┌─ DATASET EXTRACT

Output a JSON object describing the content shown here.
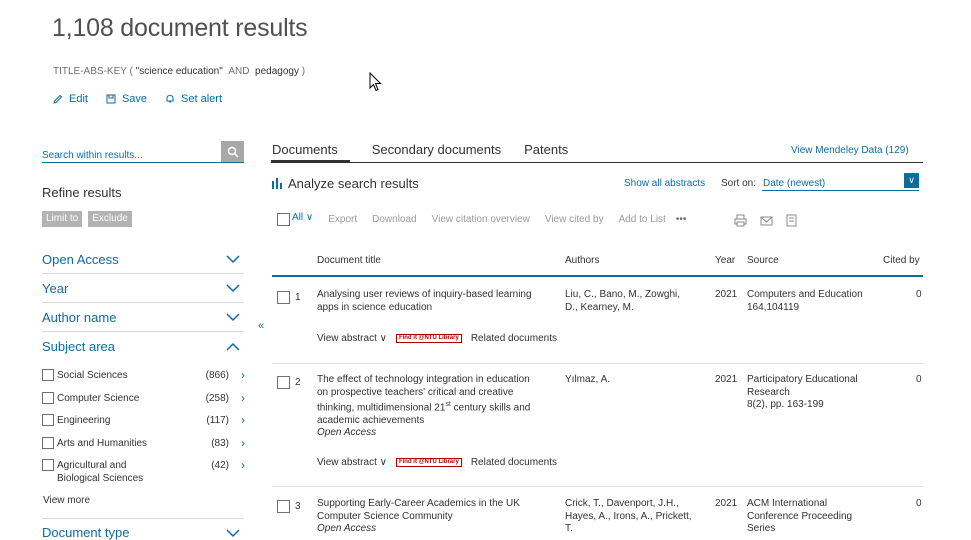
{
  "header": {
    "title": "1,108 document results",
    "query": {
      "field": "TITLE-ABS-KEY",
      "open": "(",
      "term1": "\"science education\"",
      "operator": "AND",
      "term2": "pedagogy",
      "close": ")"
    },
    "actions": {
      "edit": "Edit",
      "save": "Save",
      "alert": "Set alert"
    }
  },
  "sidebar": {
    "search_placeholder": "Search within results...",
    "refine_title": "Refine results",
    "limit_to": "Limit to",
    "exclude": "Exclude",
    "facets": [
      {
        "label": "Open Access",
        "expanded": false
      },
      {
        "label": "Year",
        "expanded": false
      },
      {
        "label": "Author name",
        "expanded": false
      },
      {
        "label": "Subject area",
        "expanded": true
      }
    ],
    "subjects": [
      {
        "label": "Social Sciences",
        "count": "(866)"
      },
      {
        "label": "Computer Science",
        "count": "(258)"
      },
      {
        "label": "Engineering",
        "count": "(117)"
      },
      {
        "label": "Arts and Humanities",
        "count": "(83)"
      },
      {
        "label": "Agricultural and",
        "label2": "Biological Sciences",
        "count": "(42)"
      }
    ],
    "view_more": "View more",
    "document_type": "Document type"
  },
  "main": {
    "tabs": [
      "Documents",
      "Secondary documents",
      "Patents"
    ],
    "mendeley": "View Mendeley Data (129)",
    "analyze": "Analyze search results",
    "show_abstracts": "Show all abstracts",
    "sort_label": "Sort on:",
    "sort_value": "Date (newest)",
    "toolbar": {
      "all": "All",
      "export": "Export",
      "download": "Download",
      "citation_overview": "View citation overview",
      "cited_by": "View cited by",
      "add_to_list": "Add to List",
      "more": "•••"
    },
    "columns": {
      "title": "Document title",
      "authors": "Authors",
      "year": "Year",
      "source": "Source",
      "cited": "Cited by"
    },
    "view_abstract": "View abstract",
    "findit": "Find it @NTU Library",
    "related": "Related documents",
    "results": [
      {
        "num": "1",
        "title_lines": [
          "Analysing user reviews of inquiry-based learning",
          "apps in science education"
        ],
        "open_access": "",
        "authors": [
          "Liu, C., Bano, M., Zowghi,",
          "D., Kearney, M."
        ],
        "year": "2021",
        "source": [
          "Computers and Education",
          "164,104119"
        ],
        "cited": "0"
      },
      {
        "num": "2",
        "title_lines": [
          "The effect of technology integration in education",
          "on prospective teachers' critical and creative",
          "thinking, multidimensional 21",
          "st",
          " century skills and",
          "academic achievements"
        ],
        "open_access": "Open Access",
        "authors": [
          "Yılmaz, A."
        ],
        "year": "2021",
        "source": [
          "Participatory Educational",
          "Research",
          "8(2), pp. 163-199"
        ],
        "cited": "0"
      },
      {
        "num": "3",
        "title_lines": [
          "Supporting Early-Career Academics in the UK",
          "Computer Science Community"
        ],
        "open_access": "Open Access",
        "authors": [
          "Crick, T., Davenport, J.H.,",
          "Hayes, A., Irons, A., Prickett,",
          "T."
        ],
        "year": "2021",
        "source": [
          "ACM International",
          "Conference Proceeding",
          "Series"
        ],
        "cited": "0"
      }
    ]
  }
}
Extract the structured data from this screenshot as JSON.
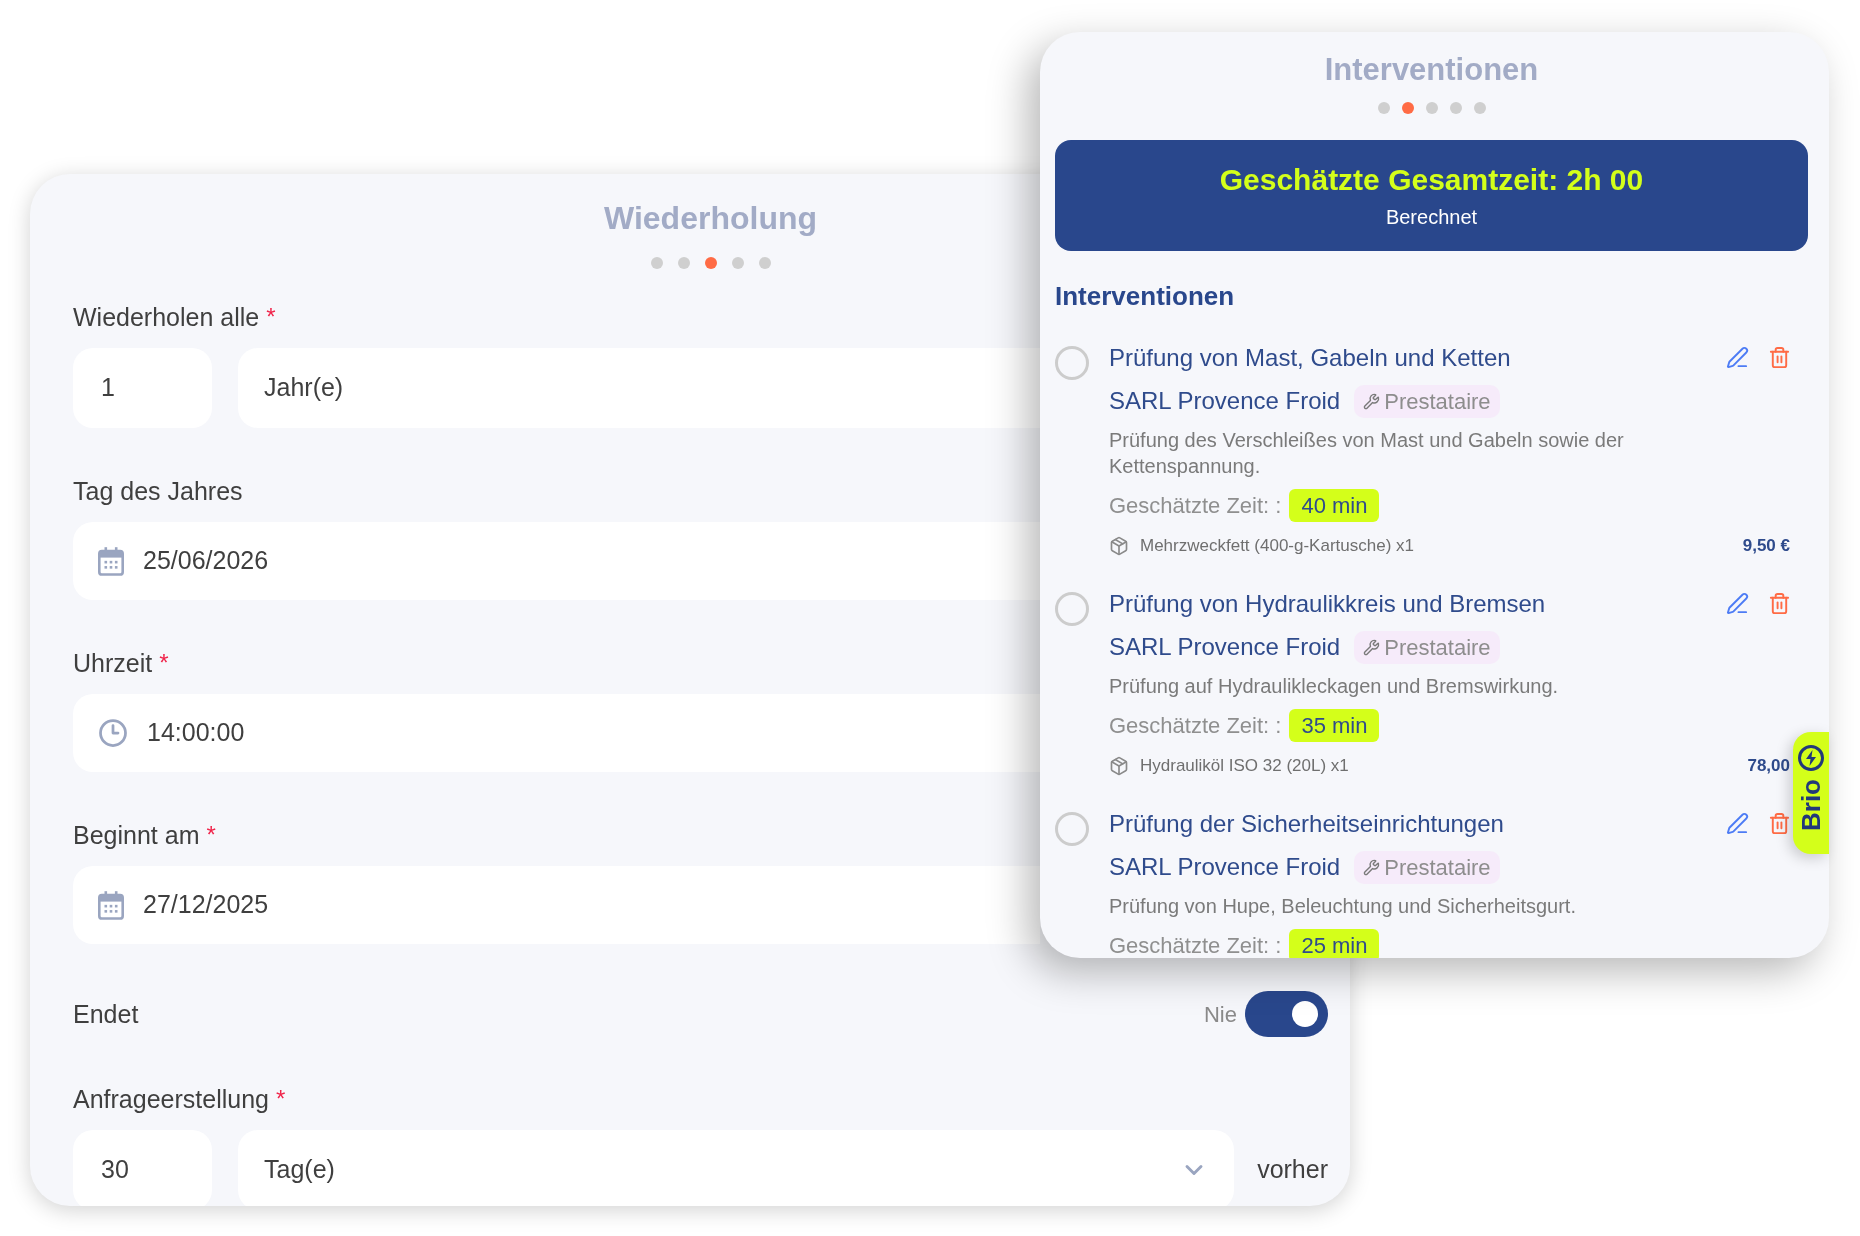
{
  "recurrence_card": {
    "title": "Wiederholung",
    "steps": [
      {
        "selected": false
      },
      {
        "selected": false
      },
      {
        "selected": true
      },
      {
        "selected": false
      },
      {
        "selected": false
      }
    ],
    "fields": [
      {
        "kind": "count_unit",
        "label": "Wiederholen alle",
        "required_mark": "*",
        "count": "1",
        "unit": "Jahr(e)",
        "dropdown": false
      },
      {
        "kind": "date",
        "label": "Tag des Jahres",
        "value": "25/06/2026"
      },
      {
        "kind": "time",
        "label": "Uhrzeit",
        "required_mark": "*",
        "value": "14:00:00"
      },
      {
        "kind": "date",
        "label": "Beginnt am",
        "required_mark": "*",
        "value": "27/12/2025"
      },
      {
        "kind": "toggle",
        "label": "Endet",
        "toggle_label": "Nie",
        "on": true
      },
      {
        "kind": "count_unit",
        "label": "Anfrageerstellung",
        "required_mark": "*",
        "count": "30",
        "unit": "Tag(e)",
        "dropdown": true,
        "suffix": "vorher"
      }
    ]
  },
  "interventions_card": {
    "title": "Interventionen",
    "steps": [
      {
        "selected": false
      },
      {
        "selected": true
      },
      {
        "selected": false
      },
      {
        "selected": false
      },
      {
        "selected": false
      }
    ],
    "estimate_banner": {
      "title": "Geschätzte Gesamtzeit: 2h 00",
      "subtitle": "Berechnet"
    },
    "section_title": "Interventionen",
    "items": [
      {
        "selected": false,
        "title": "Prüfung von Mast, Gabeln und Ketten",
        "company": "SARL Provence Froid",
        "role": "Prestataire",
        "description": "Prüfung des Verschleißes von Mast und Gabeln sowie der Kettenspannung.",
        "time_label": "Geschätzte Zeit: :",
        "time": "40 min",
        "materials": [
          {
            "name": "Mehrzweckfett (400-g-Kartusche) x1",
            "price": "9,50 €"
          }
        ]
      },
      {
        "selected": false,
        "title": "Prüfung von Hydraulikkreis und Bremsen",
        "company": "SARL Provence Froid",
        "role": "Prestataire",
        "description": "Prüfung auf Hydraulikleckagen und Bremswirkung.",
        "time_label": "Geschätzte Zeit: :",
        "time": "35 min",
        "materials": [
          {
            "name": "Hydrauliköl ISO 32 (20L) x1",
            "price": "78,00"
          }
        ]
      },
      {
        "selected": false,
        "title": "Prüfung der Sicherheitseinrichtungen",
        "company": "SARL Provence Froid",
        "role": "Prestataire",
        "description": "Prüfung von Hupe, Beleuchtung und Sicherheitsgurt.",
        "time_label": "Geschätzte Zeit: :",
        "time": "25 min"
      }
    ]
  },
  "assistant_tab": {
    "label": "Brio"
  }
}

└─
┌─ DATASET EXTRACT

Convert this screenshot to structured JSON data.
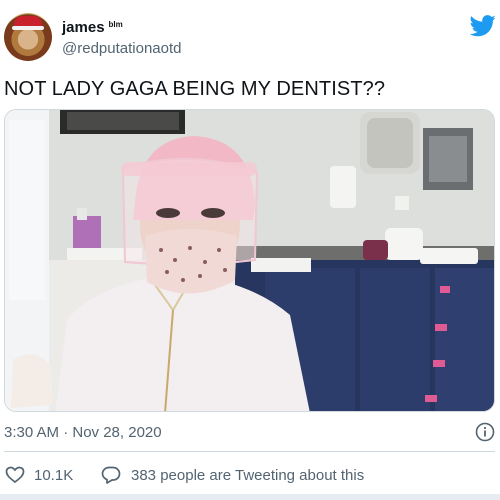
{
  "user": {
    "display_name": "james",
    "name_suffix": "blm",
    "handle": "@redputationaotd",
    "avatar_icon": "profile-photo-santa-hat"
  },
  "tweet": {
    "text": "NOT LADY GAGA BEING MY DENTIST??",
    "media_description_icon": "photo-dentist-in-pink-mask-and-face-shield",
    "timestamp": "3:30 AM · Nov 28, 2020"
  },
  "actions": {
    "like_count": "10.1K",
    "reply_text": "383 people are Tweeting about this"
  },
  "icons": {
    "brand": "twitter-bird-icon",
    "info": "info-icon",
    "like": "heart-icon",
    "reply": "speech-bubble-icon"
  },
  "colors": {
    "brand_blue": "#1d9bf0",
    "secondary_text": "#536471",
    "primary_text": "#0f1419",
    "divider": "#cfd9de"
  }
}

└─

WHAT YOU WILL DO
Filter the data for the string "user" and copy every line that has it.

THE COMPLETED TASK
          "Analysing user reviews of inquiry-based learning",
  "user": {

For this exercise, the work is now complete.